_Set problem_: Without including any images, reproduce each entry exactly.

_Record extracts_:
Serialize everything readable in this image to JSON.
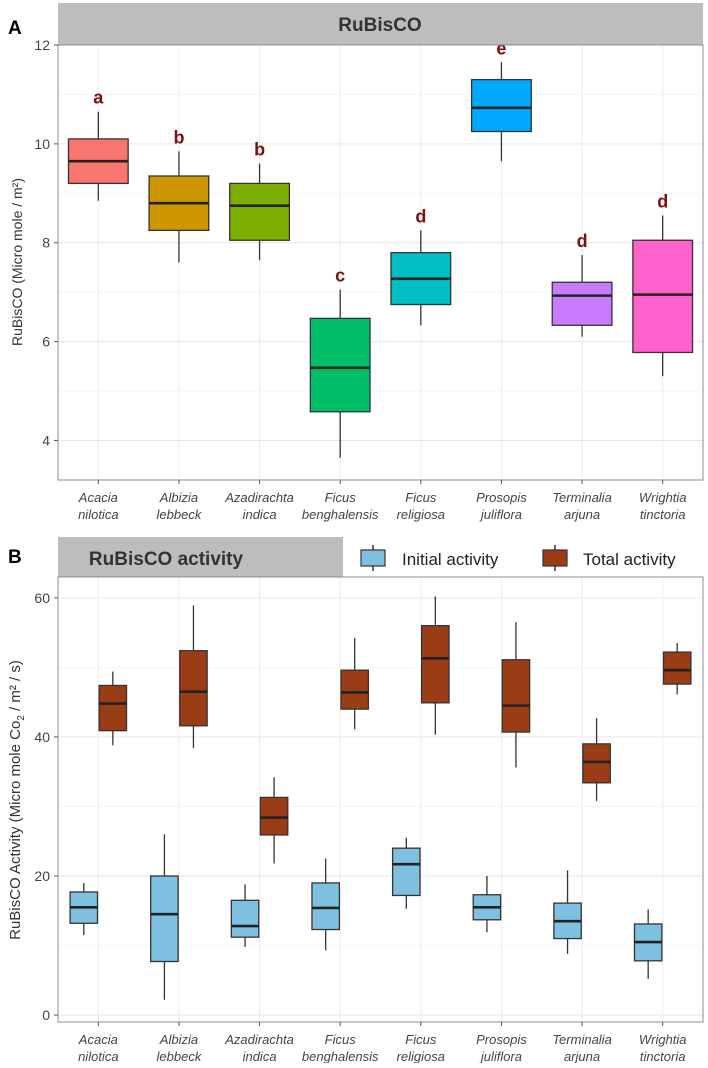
{
  "figure": {
    "panel_a_label": "A",
    "panel_b_label": "B"
  },
  "chart_data": [
    {
      "type": "box",
      "panel": "A",
      "title": "RuBisCO",
      "xlabel": "",
      "ylabel": "RuBisCO (Micro mole / m²)",
      "ylim": [
        3.2,
        12.0
      ],
      "yticks": [
        4,
        6,
        8,
        10,
        12
      ],
      "grid": true,
      "legend": "none",
      "categories": [
        [
          "Acacia",
          "nilotica"
        ],
        [
          "Albizia",
          "lebbeck"
        ],
        [
          "Azadirachta",
          "indica"
        ],
        [
          "Ficus",
          "benghalensis"
        ],
        [
          "Ficus",
          "religiosa"
        ],
        [
          "Prosopis",
          "juliflora"
        ],
        [
          "Terminalia",
          "arjuna"
        ],
        [
          "Wrightia",
          "tinctoria"
        ]
      ],
      "boxes": [
        {
          "min": 8.85,
          "q1": 9.2,
          "median": 9.65,
          "q3": 10.1,
          "max": 10.65,
          "color": "#F8766D",
          "label": "a"
        },
        {
          "min": 7.6,
          "q1": 8.25,
          "median": 8.8,
          "q3": 9.35,
          "max": 9.85,
          "color": "#CD9600",
          "label": "b"
        },
        {
          "min": 7.65,
          "q1": 8.05,
          "median": 8.75,
          "q3": 9.2,
          "max": 9.6,
          "color": "#7CAE00",
          "label": "b"
        },
        {
          "min": 3.65,
          "q1": 4.58,
          "median": 5.47,
          "q3": 6.47,
          "max": 7.05,
          "color": "#00BE67",
          "label": "c"
        },
        {
          "min": 6.33,
          "q1": 6.75,
          "median": 7.27,
          "q3": 7.8,
          "max": 8.25,
          "color": "#00BFC4",
          "label": "d"
        },
        {
          "min": 9.65,
          "q1": 10.25,
          "median": 10.73,
          "q3": 11.3,
          "max": 11.65,
          "color": "#00A9FF",
          "label": "e"
        },
        {
          "min": 6.1,
          "q1": 6.33,
          "median": 6.93,
          "q3": 7.2,
          "max": 7.75,
          "color": "#C77CFF",
          "label": "d"
        },
        {
          "min": 5.3,
          "q1": 5.78,
          "median": 6.95,
          "q3": 8.05,
          "max": 8.55,
          "color": "#FF61CC",
          "label": "d"
        }
      ]
    },
    {
      "type": "box",
      "panel": "B",
      "title": "RuBisCO activity",
      "xlabel": "",
      "ylabel_main": "RuBisCO Activity (Micro mole Co",
      "ylabel_sub": "2",
      "ylabel_end": " / m² / s)",
      "ylim": [
        -1,
        63
      ],
      "yticks": [
        0,
        20,
        40,
        60
      ],
      "grid": true,
      "legend": "top-right",
      "categories": [
        [
          "Acacia",
          "nilotica"
        ],
        [
          "Albizia",
          "lebbeck"
        ],
        [
          "Azadirachta",
          "indica"
        ],
        [
          "Ficus",
          "benghalensis"
        ],
        [
          "Ficus",
          "religiosa"
        ],
        [
          "Prosopis",
          "juliflora"
        ],
        [
          "Terminalia",
          "arjuna"
        ],
        [
          "Wrightia",
          "tinctoria"
        ]
      ],
      "series": [
        {
          "name": "Initial activity",
          "color": "#7FC0E0",
          "boxes": [
            {
              "min": 11.5,
              "q1": 13.2,
              "median": 15.5,
              "q3": 17.7,
              "max": 19.0
            },
            {
              "min": 2.2,
              "q1": 7.7,
              "median": 14.5,
              "q3": 20.0,
              "max": 26.0
            },
            {
              "min": 9.8,
              "q1": 11.2,
              "median": 12.8,
              "q3": 16.5,
              "max": 18.8
            },
            {
              "min": 9.3,
              "q1": 12.3,
              "median": 15.4,
              "q3": 19.0,
              "max": 22.5
            },
            {
              "min": 15.3,
              "q1": 17.2,
              "median": 21.7,
              "q3": 24.0,
              "max": 25.5
            },
            {
              "min": 11.9,
              "q1": 13.7,
              "median": 15.5,
              "q3": 17.3,
              "max": 20.0
            },
            {
              "min": 8.8,
              "q1": 11.0,
              "median": 13.5,
              "q3": 16.1,
              "max": 20.8
            },
            {
              "min": 5.2,
              "q1": 7.8,
              "median": 10.5,
              "q3": 13.1,
              "max": 15.2
            }
          ]
        },
        {
          "name": "Total activity",
          "color": "#9A3D16",
          "boxes": [
            {
              "min": 38.8,
              "q1": 40.9,
              "median": 44.8,
              "q3": 47.4,
              "max": 49.4
            },
            {
              "min": 38.4,
              "q1": 41.6,
              "median": 46.5,
              "q3": 52.4,
              "max": 58.9
            },
            {
              "min": 21.8,
              "q1": 25.9,
              "median": 28.4,
              "q3": 31.3,
              "max": 34.2
            },
            {
              "min": 41.1,
              "q1": 44.0,
              "median": 46.4,
              "q3": 49.6,
              "max": 54.2
            },
            {
              "min": 40.3,
              "q1": 44.9,
              "median": 51.3,
              "q3": 56.0,
              "max": 60.2
            },
            {
              "min": 35.6,
              "q1": 40.7,
              "median": 44.5,
              "q3": 51.1,
              "max": 56.5
            },
            {
              "min": 30.8,
              "q1": 33.4,
              "median": 36.4,
              "q3": 39.0,
              "max": 42.7
            },
            {
              "min": 46.1,
              "q1": 47.6,
              "median": 49.6,
              "q3": 52.2,
              "max": 53.5
            }
          ]
        }
      ]
    }
  ]
}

_Response to the exercise_:
Serialize everything readable in this image to JSON.
{
  "figure": {
    "panel_a_label": "A",
    "panel_b_label": "B"
  },
  "chart_data": [
    {
      "type": "box",
      "panel": "A",
      "title": "RuBisCO",
      "xlabel": "",
      "ylabel": "RuBisCO (Micro mole / m²)",
      "ylim": [
        3.2,
        12.0
      ],
      "yticks": [
        4,
        6,
        8,
        10,
        12
      ],
      "grid": true,
      "legend": "none",
      "categories": [
        [
          "Acacia",
          "nilotica"
        ],
        [
          "Albizia",
          "lebbeck"
        ],
        [
          "Azadirachta",
          "indica"
        ],
        [
          "Ficus",
          "benghalensis"
        ],
        [
          "Ficus",
          "religiosa"
        ],
        [
          "Prosopis",
          "juliflora"
        ],
        [
          "Terminalia",
          "arjuna"
        ],
        [
          "Wrightia",
          "tinctoria"
        ]
      ],
      "boxes": [
        {
          "min": 8.85,
          "q1": 9.2,
          "median": 9.65,
          "q3": 10.1,
          "max": 10.65,
          "color": "#F8766D",
          "label": "a"
        },
        {
          "min": 7.6,
          "q1": 8.25,
          "median": 8.8,
          "q3": 9.35,
          "max": 9.85,
          "color": "#CD9600",
          "label": "b"
        },
        {
          "min": 7.65,
          "q1": 8.05,
          "median": 8.75,
          "q3": 9.2,
          "max": 9.6,
          "color": "#7CAE00",
          "label": "b"
        },
        {
          "min": 3.65,
          "q1": 4.58,
          "median": 5.47,
          "q3": 6.47,
          "max": 7.05,
          "color": "#00BE67",
          "label": "c"
        },
        {
          "min": 6.33,
          "q1": 6.75,
          "median": 7.27,
          "q3": 7.8,
          "max": 8.25,
          "color": "#00BFC4",
          "label": "d"
        },
        {
          "min": 9.65,
          "q1": 10.25,
          "median": 10.73,
          "q3": 11.3,
          "max": 11.65,
          "color": "#00A9FF",
          "label": "e"
        },
        {
          "min": 6.1,
          "q1": 6.33,
          "median": 6.93,
          "q3": 7.2,
          "max": 7.75,
          "color": "#C77CFF",
          "label": "d"
        },
        {
          "min": 5.3,
          "q1": 5.78,
          "median": 6.95,
          "q3": 8.05,
          "max": 8.55,
          "color": "#FF61CC",
          "label": "d"
        }
      ]
    },
    {
      "type": "box",
      "panel": "B",
      "title": "RuBisCO activity",
      "xlabel": "",
      "ylabel_main": "RuBisCO Activity (Micro mole Co",
      "ylabel_sub": "2",
      "ylabel_end": " / m² / s)",
      "ylim": [
        -1,
        63
      ],
      "yticks": [
        0,
        20,
        40,
        60
      ],
      "grid": true,
      "legend": "top-right",
      "categories": [
        [
          "Acacia",
          "nilotica"
        ],
        [
          "Albizia",
          "lebbeck"
        ],
        [
          "Azadirachta",
          "indica"
        ],
        [
          "Ficus",
          "benghalensis"
        ],
        [
          "Ficus",
          "religiosa"
        ],
        [
          "Prosopis",
          "juliflora"
        ],
        [
          "Terminalia",
          "arjuna"
        ],
        [
          "Wrightia",
          "tinctoria"
        ]
      ],
      "series": [
        {
          "name": "Initial activity",
          "color": "#7FC0E0",
          "boxes": [
            {
              "min": 11.5,
              "q1": 13.2,
              "median": 15.5,
              "q3": 17.7,
              "max": 19.0
            },
            {
              "min": 2.2,
              "q1": 7.7,
              "median": 14.5,
              "q3": 20.0,
              "max": 26.0
            },
            {
              "min": 9.8,
              "q1": 11.2,
              "median": 12.8,
              "q3": 16.5,
              "max": 18.8
            },
            {
              "min": 9.3,
              "q1": 12.3,
              "median": 15.4,
              "q3": 19.0,
              "max": 22.5
            },
            {
              "min": 15.3,
              "q1": 17.2,
              "median": 21.7,
              "q3": 24.0,
              "max": 25.5
            },
            {
              "min": 11.9,
              "q1": 13.7,
              "median": 15.5,
              "q3": 17.3,
              "max": 20.0
            },
            {
              "min": 8.8,
              "q1": 11.0,
              "median": 13.5,
              "q3": 16.1,
              "max": 20.8
            },
            {
              "min": 5.2,
              "q1": 7.8,
              "median": 10.5,
              "q3": 13.1,
              "max": 15.2
            }
          ]
        },
        {
          "name": "Total activity",
          "color": "#9A3D16",
          "boxes": [
            {
              "min": 38.8,
              "q1": 40.9,
              "median": 44.8,
              "q3": 47.4,
              "max": 49.4
            },
            {
              "min": 38.4,
              "q1": 41.6,
              "median": 46.5,
              "q3": 52.4,
              "max": 58.9
            },
            {
              "min": 21.8,
              "q1": 25.9,
              "median": 28.4,
              "q3": 31.3,
              "max": 34.2
            },
            {
              "min": 41.1,
              "q1": 44.0,
              "median": 46.4,
              "q3": 49.6,
              "max": 54.2
            },
            {
              "min": 40.3,
              "q1": 44.9,
              "median": 51.3,
              "q3": 56.0,
              "max": 60.2
            },
            {
              "min": 35.6,
              "q1": 40.7,
              "median": 44.5,
              "q3": 51.1,
              "max": 56.5
            },
            {
              "min": 30.8,
              "q1": 33.4,
              "median": 36.4,
              "q3": 39.0,
              "max": 42.7
            },
            {
              "min": 46.1,
              "q1": 47.6,
              "median": 49.6,
              "q3": 52.2,
              "max": 53.5
            }
          ]
        }
      ]
    }
  ]
}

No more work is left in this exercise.